__Task directions__
Copy, from the data below, every line that has "true" in it.

__Provided material__
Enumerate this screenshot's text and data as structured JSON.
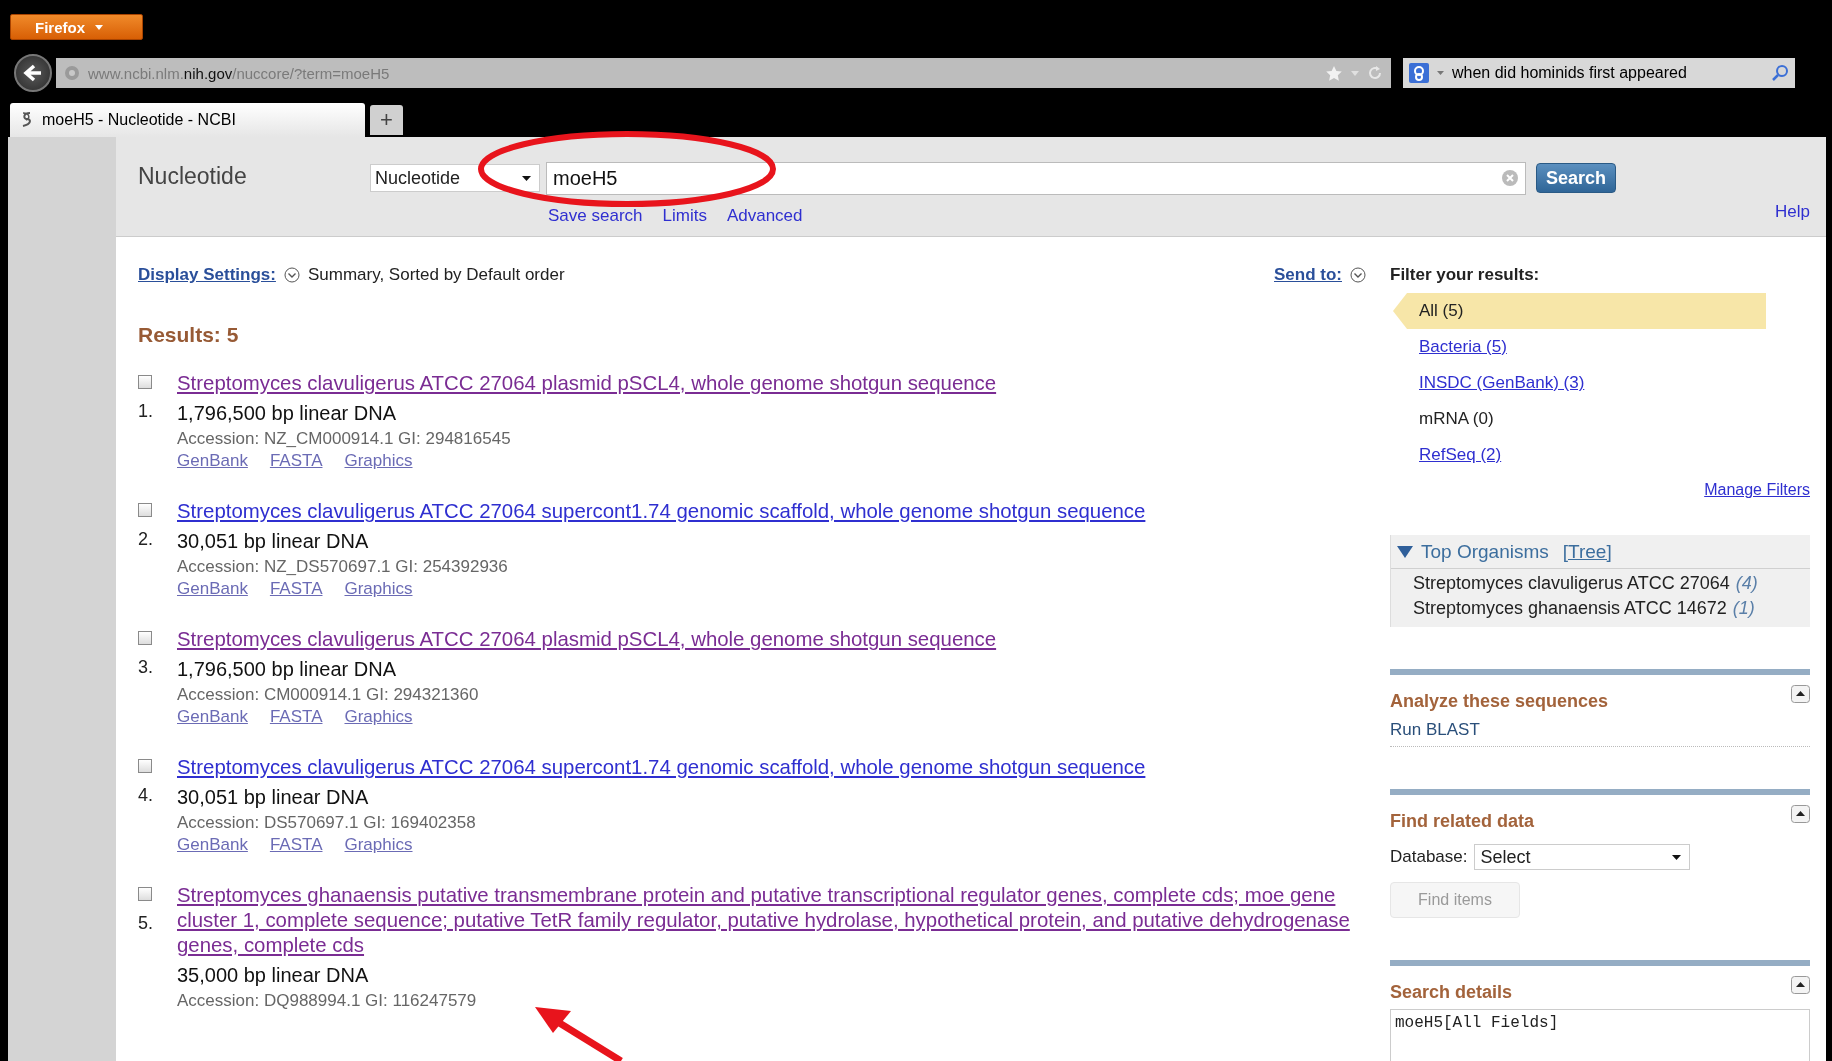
{
  "browser": {
    "menu_button": "Firefox",
    "address": {
      "prefix": "www.ncbi.nlm.",
      "domain": "nih.gov",
      "path": "/nuccore/?term=moeH5"
    },
    "web_search": "when did hominids first appeared",
    "tabs": [
      {
        "title": "moeH5 - Nucleotide - NCBI",
        "selected": true
      }
    ],
    "new_tab": "+"
  },
  "header": {
    "title": "Nucleotide",
    "database": "Nucleotide",
    "query": "moeH5",
    "search_button": "Search",
    "links": [
      "Save search",
      "Limits",
      "Advanced"
    ],
    "help": "Help"
  },
  "display": {
    "settings_link": "Display Settings:",
    "settings_text": "Summary, Sorted by Default order",
    "send_to": "Send to:"
  },
  "results_heading": "Results: 5",
  "results": [
    {
      "number": "1.",
      "checked": false,
      "visited": true,
      "title": "Streptomyces clavuligerus ATCC 27064 plasmid pSCL4, whole genome shotgun sequence",
      "size": "1,796,500 bp linear DNA",
      "accession": "Accession: NZ_CM000914.1 GI: 294816545",
      "links": [
        "GenBank",
        "FASTA",
        "Graphics"
      ]
    },
    {
      "number": "2.",
      "checked": false,
      "visited": false,
      "title": "Streptomyces clavuligerus ATCC 27064 supercont1.74 genomic scaffold, whole genome shotgun sequence",
      "size": "30,051 bp linear DNA",
      "accession": "Accession: NZ_DS570697.1 GI: 254392936",
      "links": [
        "GenBank",
        "FASTA",
        "Graphics"
      ]
    },
    {
      "number": "3.",
      "checked": false,
      "visited": true,
      "title": "Streptomyces clavuligerus ATCC 27064 plasmid pSCL4, whole genome shotgun sequence",
      "size": "1,796,500 bp linear DNA",
      "accession": "Accession: CM000914.1 GI: 294321360",
      "links": [
        "GenBank",
        "FASTA",
        "Graphics"
      ]
    },
    {
      "number": "4.",
      "checked": false,
      "visited": false,
      "title": "Streptomyces clavuligerus ATCC 27064 supercont1.74 genomic scaffold, whole genome shotgun sequence",
      "size": "30,051 bp linear DNA",
      "accession": "Accession: DS570697.1 GI: 169402358",
      "links": [
        "GenBank",
        "FASTA",
        "Graphics"
      ]
    },
    {
      "number": "5.",
      "checked": false,
      "visited": true,
      "title": "Streptomyces ghanaensis putative transmembrane protein and putative transcriptional regulator genes, complete cds; moe gene cluster 1, complete sequence; putative TetR family regulator, putative hydrolase, hypothetical protein, and putative dehydrogenase genes, complete cds",
      "size": "35,000 bp linear DNA",
      "accession": "Accession: DQ988994.1 GI: 116247579"
    }
  ],
  "filters": {
    "heading": "Filter your results:",
    "items": [
      {
        "label": "All (5)",
        "selected": true,
        "disabled": false
      },
      {
        "label": "Bacteria (5)",
        "selected": false,
        "disabled": false
      },
      {
        "label": "INSDC (GenBank) (3)",
        "selected": false,
        "disabled": false
      },
      {
        "label": "mRNA (0)",
        "selected": false,
        "disabled": true
      },
      {
        "label": "RefSeq (2)",
        "selected": false,
        "disabled": false
      }
    ],
    "manage": "Manage Filters"
  },
  "top_organisms": {
    "title": "Top Organisms",
    "tree": "[Tree]",
    "expanded": true,
    "items": [
      {
        "name": "Streptomyces clavuligerus ATCC 27064",
        "count": "(4)"
      },
      {
        "name": "Streptomyces ghanaensis ATCC 14672",
        "count": "(1)"
      }
    ]
  },
  "analyze": {
    "title": "Analyze these sequences",
    "links": [
      "Run BLAST"
    ]
  },
  "related": {
    "title": "Find related data",
    "label": "Database:",
    "select": "Select",
    "button": "Find items",
    "button_disabled": true
  },
  "search_details": {
    "title": "Search details",
    "query": "moeH5[All Fields]"
  }
}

__Solution to the exercise__
        "selected": true
      "visited": true,
      "visited": true,
      "visited": true,
        "selected": true,
        "disabled": true
    "expanded": true,
    "button_disabled": true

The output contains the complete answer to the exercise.